## Short problem:
Leave out the pictures and copy the remaining records exactly.

+++ Data

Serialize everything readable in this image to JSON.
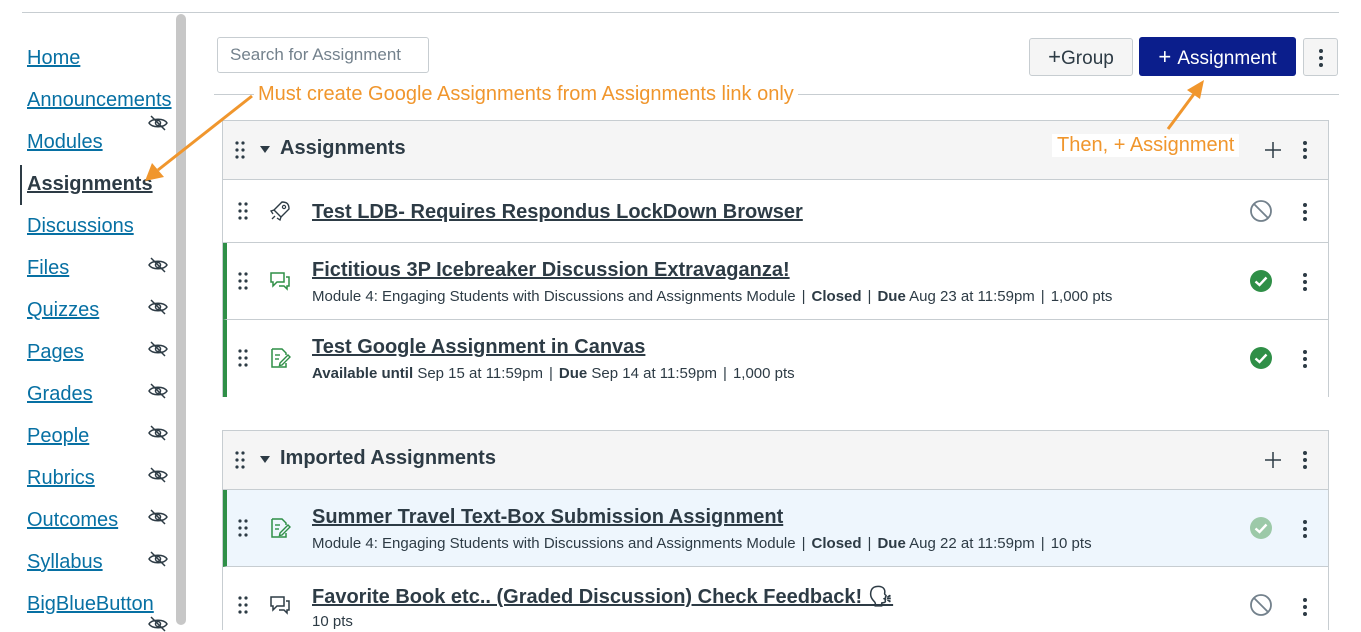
{
  "sidebar": {
    "items": [
      {
        "label": "Home",
        "hidden": false,
        "active": false
      },
      {
        "label": "Announcements",
        "hidden": true,
        "active": false
      },
      {
        "label": "Modules",
        "hidden": false,
        "active": false
      },
      {
        "label": "Assignments",
        "hidden": false,
        "active": true
      },
      {
        "label": "Discussions",
        "hidden": false,
        "active": false
      },
      {
        "label": "Files",
        "hidden": true,
        "active": false
      },
      {
        "label": "Quizzes",
        "hidden": true,
        "active": false
      },
      {
        "label": "Pages",
        "hidden": true,
        "active": false
      },
      {
        "label": "Grades",
        "hidden": true,
        "active": false
      },
      {
        "label": "People",
        "hidden": true,
        "active": false
      },
      {
        "label": "Rubrics",
        "hidden": true,
        "active": false
      },
      {
        "label": "Outcomes",
        "hidden": true,
        "active": false
      },
      {
        "label": "Syllabus",
        "hidden": true,
        "active": false
      },
      {
        "label": "BigBlueButton",
        "hidden": true,
        "active": false
      }
    ]
  },
  "toolbar": {
    "search_placeholder": "Search for Assignment",
    "group_button": "Group",
    "assignment_button": "Assignment"
  },
  "annotations": {
    "note1": "Must create Google Assignments from Assignments link only",
    "note2": "Then, + Assignment"
  },
  "groups": [
    {
      "title": "Assignments",
      "rows": [
        {
          "type": "quiz",
          "title": "Test LDB- Requires Respondus LockDown Browser",
          "status": "unpublished",
          "meta": []
        },
        {
          "type": "discussion",
          "title": "Fictitious 3P Icebreaker Discussion Extravaganza!",
          "status": "published",
          "meta": [
            "Module 4: Engaging Students with Discussions and Assignments Module",
            "Closed",
            "Due",
            "Aug 23 at 11:59pm",
            "1,000 pts"
          ]
        },
        {
          "type": "assignment",
          "title": "Test Google Assignment in Canvas",
          "status": "published",
          "meta": [
            "Available until",
            "Sep 15 at 11:59pm",
            "Due",
            "Sep 14 at 11:59pm",
            "1,000 pts"
          ]
        }
      ]
    },
    {
      "title": "Imported Assignments",
      "rows": [
        {
          "type": "assignment",
          "title": "Summer Travel Text-Box Submission Assignment",
          "status": "published-light",
          "meta": [
            "Module 4: Engaging Students with Discussions and Assignments Module",
            "Closed",
            "Due",
            "Aug 22 at 11:59pm",
            "10 pts"
          ]
        },
        {
          "type": "discussion",
          "title": "Favorite Book etc.. (Graded Discussion) Check Feedback! 🗣",
          "status": "unpublished",
          "meta": [
            "10 pts"
          ]
        }
      ]
    }
  ],
  "colors": {
    "link": "#0770a3",
    "primary_button": "#0b1e8c",
    "published": "#2f8f47",
    "annotation": "#f0962d"
  }
}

++++++

## Reply:
Serialize everything readable in this image to JSON.
{
  "sidebar": {
    "items": [
      {
        "label": "Home",
        "hidden": false,
        "active": false
      },
      {
        "label": "Announcements",
        "hidden": true,
        "active": false
      },
      {
        "label": "Modules",
        "hidden": false,
        "active": false
      },
      {
        "label": "Assignments",
        "hidden": false,
        "active": true
      },
      {
        "label": "Discussions",
        "hidden": false,
        "active": false
      },
      {
        "label": "Files",
        "hidden": true,
        "active": false
      },
      {
        "label": "Quizzes",
        "hidden": true,
        "active": false
      },
      {
        "label": "Pages",
        "hidden": true,
        "active": false
      },
      {
        "label": "Grades",
        "hidden": true,
        "active": false
      },
      {
        "label": "People",
        "hidden": true,
        "active": false
      },
      {
        "label": "Rubrics",
        "hidden": true,
        "active": false
      },
      {
        "label": "Outcomes",
        "hidden": true,
        "active": false
      },
      {
        "label": "Syllabus",
        "hidden": true,
        "active": false
      },
      {
        "label": "BigBlueButton",
        "hidden": true,
        "active": false
      }
    ]
  },
  "toolbar": {
    "search_placeholder": "Search for Assignment",
    "group_button": "Group",
    "assignment_button": "Assignment"
  },
  "annotations": {
    "note1": "Must create Google Assignments from Assignments link only",
    "note2": "Then, + Assignment"
  },
  "groups": [
    {
      "title": "Assignments",
      "rows": [
        {
          "type": "quiz",
          "title": "Test LDB- Requires Respondus LockDown Browser",
          "status": "unpublished",
          "meta": []
        },
        {
          "type": "discussion",
          "title": "Fictitious 3P Icebreaker Discussion Extravaganza!",
          "status": "published",
          "meta": [
            "Module 4: Engaging Students with Discussions and Assignments Module",
            "Closed",
            "Due",
            "Aug 23 at 11:59pm",
            "1,000 pts"
          ]
        },
        {
          "type": "assignment",
          "title": "Test Google Assignment in Canvas",
          "status": "published",
          "meta": [
            "Available until",
            "Sep 15 at 11:59pm",
            "Due",
            "Sep 14 at 11:59pm",
            "1,000 pts"
          ]
        }
      ]
    },
    {
      "title": "Imported Assignments",
      "rows": [
        {
          "type": "assignment",
          "title": "Summer Travel Text-Box Submission Assignment",
          "status": "published-light",
          "meta": [
            "Module 4: Engaging Students with Discussions and Assignments Module",
            "Closed",
            "Due",
            "Aug 22 at 11:59pm",
            "10 pts"
          ]
        },
        {
          "type": "discussion",
          "title": "Favorite Book etc.. (Graded Discussion) Check Feedback! 🗣",
          "status": "unpublished",
          "meta": [
            "10 pts"
          ]
        }
      ]
    }
  ],
  "colors": {
    "link": "#0770a3",
    "primary_button": "#0b1e8c",
    "published": "#2f8f47",
    "annotation": "#f0962d"
  }
}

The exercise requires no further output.